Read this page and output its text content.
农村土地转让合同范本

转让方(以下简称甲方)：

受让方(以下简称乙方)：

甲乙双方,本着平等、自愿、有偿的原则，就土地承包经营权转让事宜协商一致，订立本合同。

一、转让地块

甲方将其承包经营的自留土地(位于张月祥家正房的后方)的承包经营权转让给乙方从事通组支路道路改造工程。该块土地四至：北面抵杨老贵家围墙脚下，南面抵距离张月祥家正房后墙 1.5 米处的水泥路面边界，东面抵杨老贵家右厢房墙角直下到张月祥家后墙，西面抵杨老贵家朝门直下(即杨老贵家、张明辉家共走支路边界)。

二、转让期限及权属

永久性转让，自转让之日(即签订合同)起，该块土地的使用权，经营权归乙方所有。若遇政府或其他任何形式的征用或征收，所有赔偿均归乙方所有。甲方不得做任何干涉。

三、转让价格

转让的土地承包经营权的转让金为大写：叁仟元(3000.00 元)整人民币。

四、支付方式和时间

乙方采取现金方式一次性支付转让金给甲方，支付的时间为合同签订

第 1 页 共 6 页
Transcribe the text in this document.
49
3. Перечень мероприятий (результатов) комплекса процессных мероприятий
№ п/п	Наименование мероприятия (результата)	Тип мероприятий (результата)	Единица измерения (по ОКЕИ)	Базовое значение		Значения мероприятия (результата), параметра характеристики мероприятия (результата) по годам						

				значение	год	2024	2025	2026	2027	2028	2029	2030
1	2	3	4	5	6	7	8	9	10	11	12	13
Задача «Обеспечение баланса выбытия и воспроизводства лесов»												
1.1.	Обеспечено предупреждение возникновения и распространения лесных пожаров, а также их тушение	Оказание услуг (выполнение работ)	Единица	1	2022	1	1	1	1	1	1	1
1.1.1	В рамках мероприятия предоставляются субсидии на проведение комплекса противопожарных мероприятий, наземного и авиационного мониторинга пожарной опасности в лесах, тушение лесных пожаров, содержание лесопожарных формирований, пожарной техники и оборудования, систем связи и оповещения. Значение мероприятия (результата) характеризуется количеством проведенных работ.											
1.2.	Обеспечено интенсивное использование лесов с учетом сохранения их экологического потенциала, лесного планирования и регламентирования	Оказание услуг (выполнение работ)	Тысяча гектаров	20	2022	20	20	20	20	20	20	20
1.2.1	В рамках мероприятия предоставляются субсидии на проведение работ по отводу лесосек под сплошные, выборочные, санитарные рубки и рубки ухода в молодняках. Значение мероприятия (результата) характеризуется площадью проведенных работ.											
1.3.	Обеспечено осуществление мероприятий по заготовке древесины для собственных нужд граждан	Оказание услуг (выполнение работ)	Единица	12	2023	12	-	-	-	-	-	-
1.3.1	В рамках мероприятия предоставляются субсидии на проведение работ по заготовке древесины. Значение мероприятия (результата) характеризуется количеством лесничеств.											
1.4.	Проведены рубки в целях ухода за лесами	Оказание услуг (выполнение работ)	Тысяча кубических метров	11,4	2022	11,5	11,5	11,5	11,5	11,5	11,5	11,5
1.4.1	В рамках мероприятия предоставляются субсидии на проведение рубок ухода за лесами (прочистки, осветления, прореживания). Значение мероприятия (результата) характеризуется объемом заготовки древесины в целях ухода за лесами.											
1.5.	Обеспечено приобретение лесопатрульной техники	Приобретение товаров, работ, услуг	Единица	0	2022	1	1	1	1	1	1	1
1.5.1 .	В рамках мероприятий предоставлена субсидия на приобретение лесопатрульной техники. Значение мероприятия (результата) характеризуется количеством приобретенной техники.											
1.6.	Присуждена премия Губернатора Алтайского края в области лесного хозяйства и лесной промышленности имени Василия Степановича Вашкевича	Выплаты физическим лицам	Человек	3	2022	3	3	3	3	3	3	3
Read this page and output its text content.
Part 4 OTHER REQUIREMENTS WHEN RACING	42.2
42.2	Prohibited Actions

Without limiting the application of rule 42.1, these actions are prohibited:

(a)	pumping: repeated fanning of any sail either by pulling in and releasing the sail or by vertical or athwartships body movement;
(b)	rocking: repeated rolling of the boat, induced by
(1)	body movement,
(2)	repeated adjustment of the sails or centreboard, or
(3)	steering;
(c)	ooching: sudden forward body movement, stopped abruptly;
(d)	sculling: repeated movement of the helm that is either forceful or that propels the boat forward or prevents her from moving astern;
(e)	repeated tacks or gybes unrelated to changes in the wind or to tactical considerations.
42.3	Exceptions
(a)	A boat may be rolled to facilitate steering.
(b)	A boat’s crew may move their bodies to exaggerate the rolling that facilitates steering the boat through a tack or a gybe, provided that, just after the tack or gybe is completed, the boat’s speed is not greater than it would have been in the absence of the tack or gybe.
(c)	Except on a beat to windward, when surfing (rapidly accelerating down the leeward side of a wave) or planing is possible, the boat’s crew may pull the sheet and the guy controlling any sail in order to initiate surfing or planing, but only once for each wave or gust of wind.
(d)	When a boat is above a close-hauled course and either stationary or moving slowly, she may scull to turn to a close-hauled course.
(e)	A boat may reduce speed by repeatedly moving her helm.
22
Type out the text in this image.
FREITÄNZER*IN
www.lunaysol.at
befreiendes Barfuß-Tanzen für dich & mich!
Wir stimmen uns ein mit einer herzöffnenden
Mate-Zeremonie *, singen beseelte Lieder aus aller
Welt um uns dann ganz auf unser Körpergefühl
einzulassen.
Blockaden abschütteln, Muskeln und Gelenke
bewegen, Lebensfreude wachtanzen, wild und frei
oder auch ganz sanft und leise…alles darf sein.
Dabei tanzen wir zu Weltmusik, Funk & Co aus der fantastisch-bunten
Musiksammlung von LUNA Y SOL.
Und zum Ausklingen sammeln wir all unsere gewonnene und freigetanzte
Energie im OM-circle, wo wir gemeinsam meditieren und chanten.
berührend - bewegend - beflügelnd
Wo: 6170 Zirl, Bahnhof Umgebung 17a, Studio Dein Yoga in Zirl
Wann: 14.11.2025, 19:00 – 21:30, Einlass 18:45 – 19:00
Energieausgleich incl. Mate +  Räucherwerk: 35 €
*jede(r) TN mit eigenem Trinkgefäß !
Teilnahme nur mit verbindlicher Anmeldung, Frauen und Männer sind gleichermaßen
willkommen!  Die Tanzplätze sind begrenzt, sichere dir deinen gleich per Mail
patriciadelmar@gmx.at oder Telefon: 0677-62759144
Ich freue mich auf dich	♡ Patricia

***

## INSTRUCTIONS FOR THE TASK
Look above for the line containing "Type out the text in this image."; copy from it through the last line, exactly, and nothing more.

## ANSWER BELOW
Type out the text in this image.
FREITÄNZER*IN
www.lunaysol.at
befreiendes Barfuß-Tanzen für dich & mich!
Wir stimmen uns ein mit einer herzöffnenden
Mate-Zeremonie *, singen beseelte Lieder aus aller
Welt um uns dann ganz auf unser Körpergefühl
einzulassen.
Blockaden abschütteln, Muskeln und Gelenke
bewegen, Lebensfreude wachtanzen, wild und frei
oder auch ganz sanft und leise…alles darf sein.
Dabei tanzen wir zu Weltmusik, Funk & Co aus der fantastisch-bunten
Musiksammlung von LUNA Y SOL.
Und zum Ausklingen sammeln wir all unsere gewonnene und freigetanzte
Energie im OM-circle, wo wir gemeinsam meditieren und chanten.
berührend - bewegend - beflügelnd
Wo: 6170 Zirl, Bahnhof Umgebung 17a, Studio Dein Yoga in Zirl
Wann: 14.11.2025, 19:00 – 21:30, Einlass 18:45 – 19:00
Energieausgleich incl. Mate +  Räucherwerk: 35 €
*jede(r) TN mit eigenem Trinkgefäß !
Teilnahme nur mit verbindlicher Anmeldung, Frauen und Männer sind gleichermaßen
willkommen!  Die Tanzplätze sind begrenzt, sichere dir deinen gleich per Mail
patriciadelmar@gmx.at oder Telefon: 0677-62759144
Ich freue mich auf dich	♡ Patricia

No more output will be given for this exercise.